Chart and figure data
>>>

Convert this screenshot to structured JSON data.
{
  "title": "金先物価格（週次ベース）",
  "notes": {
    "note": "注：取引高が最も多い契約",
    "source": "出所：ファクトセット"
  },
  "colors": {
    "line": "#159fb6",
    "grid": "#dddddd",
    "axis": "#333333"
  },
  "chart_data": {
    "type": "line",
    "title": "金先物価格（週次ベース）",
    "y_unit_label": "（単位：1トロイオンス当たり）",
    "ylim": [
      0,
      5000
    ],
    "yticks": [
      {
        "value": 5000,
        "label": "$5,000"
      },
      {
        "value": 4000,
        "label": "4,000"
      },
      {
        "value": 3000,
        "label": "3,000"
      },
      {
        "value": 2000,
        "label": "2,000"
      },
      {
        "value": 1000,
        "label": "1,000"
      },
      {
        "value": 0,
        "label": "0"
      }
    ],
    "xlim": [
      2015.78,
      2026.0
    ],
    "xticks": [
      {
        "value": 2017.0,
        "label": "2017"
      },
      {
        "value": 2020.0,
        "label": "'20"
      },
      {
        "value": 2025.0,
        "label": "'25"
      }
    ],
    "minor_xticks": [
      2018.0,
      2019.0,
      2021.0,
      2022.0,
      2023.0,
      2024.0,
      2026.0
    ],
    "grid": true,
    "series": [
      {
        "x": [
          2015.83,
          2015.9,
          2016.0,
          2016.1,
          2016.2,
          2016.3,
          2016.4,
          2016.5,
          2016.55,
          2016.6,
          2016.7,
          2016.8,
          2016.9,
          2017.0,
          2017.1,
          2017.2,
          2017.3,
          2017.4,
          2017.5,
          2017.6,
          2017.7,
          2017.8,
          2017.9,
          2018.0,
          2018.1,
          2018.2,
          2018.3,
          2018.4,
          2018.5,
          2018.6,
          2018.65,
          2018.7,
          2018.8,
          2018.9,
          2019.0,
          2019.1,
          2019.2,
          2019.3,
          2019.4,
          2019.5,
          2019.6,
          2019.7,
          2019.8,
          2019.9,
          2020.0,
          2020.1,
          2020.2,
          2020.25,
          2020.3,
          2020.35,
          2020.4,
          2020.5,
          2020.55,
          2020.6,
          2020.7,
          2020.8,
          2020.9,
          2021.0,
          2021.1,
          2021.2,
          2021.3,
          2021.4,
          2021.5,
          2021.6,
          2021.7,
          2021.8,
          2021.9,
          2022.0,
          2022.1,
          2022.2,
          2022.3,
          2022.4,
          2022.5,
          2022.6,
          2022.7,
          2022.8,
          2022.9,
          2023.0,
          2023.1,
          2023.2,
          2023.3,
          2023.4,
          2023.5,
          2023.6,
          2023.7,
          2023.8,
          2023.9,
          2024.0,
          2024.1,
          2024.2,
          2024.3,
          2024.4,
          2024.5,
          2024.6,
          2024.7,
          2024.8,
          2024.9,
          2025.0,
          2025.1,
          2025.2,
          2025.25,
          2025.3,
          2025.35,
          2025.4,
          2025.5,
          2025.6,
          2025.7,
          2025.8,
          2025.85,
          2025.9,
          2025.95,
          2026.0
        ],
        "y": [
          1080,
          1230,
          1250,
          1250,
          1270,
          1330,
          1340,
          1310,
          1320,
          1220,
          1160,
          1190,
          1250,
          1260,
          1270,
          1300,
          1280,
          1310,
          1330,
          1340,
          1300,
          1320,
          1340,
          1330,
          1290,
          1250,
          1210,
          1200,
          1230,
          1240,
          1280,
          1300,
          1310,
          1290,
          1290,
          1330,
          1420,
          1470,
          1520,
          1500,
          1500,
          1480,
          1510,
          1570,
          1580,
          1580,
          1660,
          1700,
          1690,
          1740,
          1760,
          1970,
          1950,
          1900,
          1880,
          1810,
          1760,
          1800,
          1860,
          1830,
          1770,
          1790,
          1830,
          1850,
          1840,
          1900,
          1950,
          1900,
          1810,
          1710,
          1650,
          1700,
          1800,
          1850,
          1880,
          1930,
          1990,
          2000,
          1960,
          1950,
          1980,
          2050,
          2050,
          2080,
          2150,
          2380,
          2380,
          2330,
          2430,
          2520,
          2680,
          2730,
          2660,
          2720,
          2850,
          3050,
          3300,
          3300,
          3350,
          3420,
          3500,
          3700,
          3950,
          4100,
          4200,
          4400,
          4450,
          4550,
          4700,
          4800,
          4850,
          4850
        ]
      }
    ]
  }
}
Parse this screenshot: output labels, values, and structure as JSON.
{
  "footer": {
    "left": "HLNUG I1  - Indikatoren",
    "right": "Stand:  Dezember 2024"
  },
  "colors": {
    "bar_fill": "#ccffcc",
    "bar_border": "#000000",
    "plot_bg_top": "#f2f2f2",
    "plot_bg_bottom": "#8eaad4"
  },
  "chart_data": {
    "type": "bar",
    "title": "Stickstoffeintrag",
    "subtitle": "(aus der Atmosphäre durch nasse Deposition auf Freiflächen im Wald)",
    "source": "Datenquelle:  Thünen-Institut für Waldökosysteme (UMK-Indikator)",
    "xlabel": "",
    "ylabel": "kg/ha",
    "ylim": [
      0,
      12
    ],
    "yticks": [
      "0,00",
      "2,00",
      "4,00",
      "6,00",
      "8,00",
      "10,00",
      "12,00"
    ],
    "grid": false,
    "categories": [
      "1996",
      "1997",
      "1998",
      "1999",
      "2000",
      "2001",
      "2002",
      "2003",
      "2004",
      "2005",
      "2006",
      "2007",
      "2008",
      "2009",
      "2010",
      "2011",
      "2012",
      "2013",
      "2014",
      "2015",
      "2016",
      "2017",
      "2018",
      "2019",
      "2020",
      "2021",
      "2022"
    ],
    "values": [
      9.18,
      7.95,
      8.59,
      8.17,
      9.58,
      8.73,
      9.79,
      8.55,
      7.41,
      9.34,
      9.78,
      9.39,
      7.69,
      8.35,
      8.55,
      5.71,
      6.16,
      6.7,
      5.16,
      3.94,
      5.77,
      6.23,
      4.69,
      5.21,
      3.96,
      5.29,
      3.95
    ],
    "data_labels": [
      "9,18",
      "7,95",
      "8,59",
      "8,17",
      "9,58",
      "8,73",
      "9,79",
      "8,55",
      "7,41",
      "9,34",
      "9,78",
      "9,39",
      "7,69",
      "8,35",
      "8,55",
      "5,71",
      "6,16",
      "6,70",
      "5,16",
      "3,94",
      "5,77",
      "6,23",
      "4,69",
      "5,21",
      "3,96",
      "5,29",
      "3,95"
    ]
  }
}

<<<

→ Task directions:
Single out each line of the records above with the string "source" in it, and copy it.

→ Task answer:
    "source": "出所：ファクトセット"
    "source": "Datenquelle:  Thünen-Institut für Waldökosysteme (UMK-Indikator)",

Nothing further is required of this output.